[Stored data]
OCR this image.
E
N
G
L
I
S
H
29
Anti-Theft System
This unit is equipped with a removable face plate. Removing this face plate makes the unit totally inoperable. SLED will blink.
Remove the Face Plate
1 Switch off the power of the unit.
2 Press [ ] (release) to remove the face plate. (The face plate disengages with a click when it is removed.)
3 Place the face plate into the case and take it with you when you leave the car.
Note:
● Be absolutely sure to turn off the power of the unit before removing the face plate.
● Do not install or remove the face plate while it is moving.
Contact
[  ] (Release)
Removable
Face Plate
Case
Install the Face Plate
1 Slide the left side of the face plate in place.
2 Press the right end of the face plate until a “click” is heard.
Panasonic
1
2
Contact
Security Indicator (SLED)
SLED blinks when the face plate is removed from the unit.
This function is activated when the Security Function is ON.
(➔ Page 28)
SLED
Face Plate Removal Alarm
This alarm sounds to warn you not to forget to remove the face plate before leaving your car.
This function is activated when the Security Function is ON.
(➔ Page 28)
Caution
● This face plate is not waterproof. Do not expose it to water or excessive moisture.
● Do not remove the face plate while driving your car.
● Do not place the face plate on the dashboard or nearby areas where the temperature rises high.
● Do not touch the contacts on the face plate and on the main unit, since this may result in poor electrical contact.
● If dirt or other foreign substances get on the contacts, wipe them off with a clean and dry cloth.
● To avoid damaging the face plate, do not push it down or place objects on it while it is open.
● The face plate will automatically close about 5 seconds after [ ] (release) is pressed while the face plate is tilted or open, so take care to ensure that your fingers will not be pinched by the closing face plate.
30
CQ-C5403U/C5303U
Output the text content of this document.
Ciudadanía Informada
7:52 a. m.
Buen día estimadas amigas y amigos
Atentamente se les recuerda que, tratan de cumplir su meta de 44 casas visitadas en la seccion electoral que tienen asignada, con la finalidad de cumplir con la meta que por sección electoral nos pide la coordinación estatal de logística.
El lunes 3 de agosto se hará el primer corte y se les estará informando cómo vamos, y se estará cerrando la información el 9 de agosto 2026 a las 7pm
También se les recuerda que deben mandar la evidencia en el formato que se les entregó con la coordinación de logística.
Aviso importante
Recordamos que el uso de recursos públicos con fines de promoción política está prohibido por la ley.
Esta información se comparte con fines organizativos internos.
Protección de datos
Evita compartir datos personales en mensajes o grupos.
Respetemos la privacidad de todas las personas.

### Requirement
Report the number of lines in the listing that include the string "take"; give nothing but the number.

### Written solution
2